>> Begin INFORMATION SUPPLIED
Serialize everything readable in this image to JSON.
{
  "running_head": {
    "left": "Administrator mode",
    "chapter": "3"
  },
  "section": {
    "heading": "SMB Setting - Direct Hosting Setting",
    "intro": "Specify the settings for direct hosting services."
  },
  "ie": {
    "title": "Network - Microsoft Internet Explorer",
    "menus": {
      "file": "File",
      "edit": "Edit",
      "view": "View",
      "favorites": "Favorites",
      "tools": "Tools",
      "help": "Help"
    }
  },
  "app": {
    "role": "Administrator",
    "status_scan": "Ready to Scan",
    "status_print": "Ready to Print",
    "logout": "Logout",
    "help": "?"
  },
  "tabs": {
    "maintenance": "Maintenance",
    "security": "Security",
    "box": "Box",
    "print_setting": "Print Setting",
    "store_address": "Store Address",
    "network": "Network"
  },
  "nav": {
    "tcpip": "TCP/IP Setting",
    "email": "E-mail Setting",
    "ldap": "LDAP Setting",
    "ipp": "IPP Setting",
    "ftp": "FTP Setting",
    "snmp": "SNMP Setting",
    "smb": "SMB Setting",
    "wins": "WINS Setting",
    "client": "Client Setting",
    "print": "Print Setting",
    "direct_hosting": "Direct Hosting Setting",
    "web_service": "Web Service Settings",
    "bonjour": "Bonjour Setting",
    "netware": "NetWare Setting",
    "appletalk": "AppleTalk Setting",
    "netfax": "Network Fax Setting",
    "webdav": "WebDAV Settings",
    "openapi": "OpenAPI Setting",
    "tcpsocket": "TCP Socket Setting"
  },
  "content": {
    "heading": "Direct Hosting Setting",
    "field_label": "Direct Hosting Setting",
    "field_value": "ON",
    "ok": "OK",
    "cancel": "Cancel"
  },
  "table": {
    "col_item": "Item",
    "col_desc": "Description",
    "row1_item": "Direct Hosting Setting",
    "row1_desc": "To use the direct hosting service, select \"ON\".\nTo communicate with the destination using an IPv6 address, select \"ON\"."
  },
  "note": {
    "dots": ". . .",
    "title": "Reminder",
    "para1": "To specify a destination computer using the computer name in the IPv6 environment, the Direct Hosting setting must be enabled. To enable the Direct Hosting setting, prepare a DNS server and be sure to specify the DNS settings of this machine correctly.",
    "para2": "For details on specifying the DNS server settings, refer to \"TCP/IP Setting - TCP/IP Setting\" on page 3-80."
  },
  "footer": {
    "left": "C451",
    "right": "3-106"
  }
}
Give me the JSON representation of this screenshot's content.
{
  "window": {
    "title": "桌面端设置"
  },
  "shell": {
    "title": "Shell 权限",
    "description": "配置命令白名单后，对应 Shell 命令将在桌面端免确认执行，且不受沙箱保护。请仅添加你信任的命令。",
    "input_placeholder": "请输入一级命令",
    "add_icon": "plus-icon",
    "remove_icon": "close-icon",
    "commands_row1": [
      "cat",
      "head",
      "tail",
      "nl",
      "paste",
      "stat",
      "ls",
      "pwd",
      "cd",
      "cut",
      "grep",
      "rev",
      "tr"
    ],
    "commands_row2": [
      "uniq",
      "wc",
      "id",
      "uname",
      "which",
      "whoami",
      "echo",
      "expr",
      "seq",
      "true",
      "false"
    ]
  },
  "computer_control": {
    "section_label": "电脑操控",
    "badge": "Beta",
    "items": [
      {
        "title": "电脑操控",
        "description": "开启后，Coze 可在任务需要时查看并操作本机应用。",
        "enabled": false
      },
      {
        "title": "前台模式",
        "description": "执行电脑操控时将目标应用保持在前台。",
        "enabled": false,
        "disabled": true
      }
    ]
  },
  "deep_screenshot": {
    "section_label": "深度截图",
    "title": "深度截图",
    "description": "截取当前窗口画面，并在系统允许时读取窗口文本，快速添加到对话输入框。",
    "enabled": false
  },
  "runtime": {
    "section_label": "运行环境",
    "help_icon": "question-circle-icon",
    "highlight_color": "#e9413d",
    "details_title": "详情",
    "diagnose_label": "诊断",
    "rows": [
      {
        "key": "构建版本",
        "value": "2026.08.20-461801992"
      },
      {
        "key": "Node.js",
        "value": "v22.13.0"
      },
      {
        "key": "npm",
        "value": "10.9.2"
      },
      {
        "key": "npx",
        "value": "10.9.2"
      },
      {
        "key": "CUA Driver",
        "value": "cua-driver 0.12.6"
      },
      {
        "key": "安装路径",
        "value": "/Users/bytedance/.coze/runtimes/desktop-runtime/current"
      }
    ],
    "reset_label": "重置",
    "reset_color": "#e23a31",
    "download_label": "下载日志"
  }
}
>> End INFORMATION SUPPLIED
■ WHAT THE TASK ASKS ■
Without changing a word, restate the whole listing.

■ SOLUTION TO THE PROBLEM ■
Serialize everything readable in this image to JSON.
{
  "running_head": {
    "left": "Administrator mode",
    "chapter": "3"
  },
  "section": {
    "heading": "SMB Setting - Direct Hosting Setting",
    "intro": "Specify the settings for direct hosting services."
  },
  "ie": {
    "title": "Network - Microsoft Internet Explorer",
    "menus": {
      "file": "File",
      "edit": "Edit",
      "view": "View",
      "favorites": "Favorites",
      "tools": "Tools",
      "help": "Help"
    }
  },
  "app": {
    "role": "Administrator",
    "status_scan": "Ready to Scan",
    "status_print": "Ready to Print",
    "logout": "Logout",
    "help": "?"
  },
  "tabs": {
    "maintenance": "Maintenance",
    "security": "Security",
    "box": "Box",
    "print_setting": "Print Setting",
    "store_address": "Store Address",
    "network": "Network"
  },
  "nav": {
    "tcpip": "TCP/IP Setting",
    "email": "E-mail Setting",
    "ldap": "LDAP Setting",
    "ipp": "IPP Setting",
    "ftp": "FTP Setting",
    "snmp": "SNMP Setting",
    "smb": "SMB Setting",
    "wins": "WINS Setting",
    "client": "Client Setting",
    "print": "Print Setting",
    "direct_hosting": "Direct Hosting Setting",
    "web_service": "Web Service Settings",
    "bonjour": "Bonjour Setting",
    "netware": "NetWare Setting",
    "appletalk": "AppleTalk Setting",
    "netfax": "Network Fax Setting",
    "webdav": "WebDAV Settings",
    "openapi": "OpenAPI Setting",
    "tcpsocket": "TCP Socket Setting"
  },
  "content": {
    "heading": "Direct Hosting Setting",
    "field_label": "Direct Hosting Setting",
    "field_value": "ON",
    "ok": "OK",
    "cancel": "Cancel"
  },
  "table": {
    "col_item": "Item",
    "col_desc": "Description",
    "row1_item": "Direct Hosting Setting",
    "row1_desc": "To use the direct hosting service, select \"ON\".\nTo communicate with the destination using an IPv6 address, select \"ON\"."
  },
  "note": {
    "dots": ". . .",
    "title": "Reminder",
    "para1": "To specify a destination computer using the computer name in the IPv6 environment, the Direct Hosting setting must be enabled. To enable the Direct Hosting setting, prepare a DNS server and be sure to specify the DNS settings of this machine correctly.",
    "para2": "For details on specifying the DNS server settings, refer to \"TCP/IP Setting - TCP/IP Setting\" on page 3-80."
  },
  "footer": {
    "left": "C451",
    "right": "3-106"
  }
}
Give me the JSON representation of this screenshot's content.
{
  "window": {
    "title": "桌面端设置"
  },
  "shell": {
    "title": "Shell 权限",
    "description": "配置命令白名单后，对应 Shell 命令将在桌面端免确认执行，且不受沙箱保护。请仅添加你信任的命令。",
    "input_placeholder": "请输入一级命令",
    "add_icon": "plus-icon",
    "remove_icon": "close-icon",
    "commands_row1": [
      "cat",
      "head",
      "tail",
      "nl",
      "paste",
      "stat",
      "ls",
      "pwd",
      "cd",
      "cut",
      "grep",
      "rev",
      "tr"
    ],
    "commands_row2": [
      "uniq",
      "wc",
      "id",
      "uname",
      "which",
      "whoami",
      "echo",
      "expr",
      "seq",
      "true",
      "false"
    ]
  },
  "computer_control": {
    "section_label": "电脑操控",
    "badge": "Beta",
    "items": [
      {
        "title": "电脑操控",
        "description": "开启后，Coze 可在任务需要时查看并操作本机应用。",
        "enabled": false
      },
      {
        "title": "前台模式",
        "description": "执行电脑操控时将目标应用保持在前台。",
        "enabled": false,
        "disabled": true
      }
    ]
  },
  "deep_screenshot": {
    "section_label": "深度截图",
    "title": "深度截图",
    "description": "截取当前窗口画面，并在系统允许时读取窗口文本，快速添加到对话输入框。",
    "enabled": false
  },
  "runtime": {
    "section_label": "运行环境",
    "help_icon": "question-circle-icon",
    "highlight_color": "#e9413d",
    "details_title": "详情",
    "diagnose_label": "诊断",
    "rows": [
      {
        "key": "构建版本",
        "value": "2026.08.20-461801992"
      },
      {
        "key": "Node.js",
        "value": "v22.13.0"
      },
      {
        "key": "npm",
        "value": "10.9.2"
      },
      {
        "key": "npx",
        "value": "10.9.2"
      },
      {
        "key": "CUA Driver",
        "value": "cua-driver 0.12.6"
      },
      {
        "key": "安装路径",
        "value": "/Users/bytedance/.coze/runtimes/desktop-runtime/current"
      }
    ],
    "reset_label": "重置",
    "reset_color": "#e23a31",
    "download_label": "下载日志"
  }
}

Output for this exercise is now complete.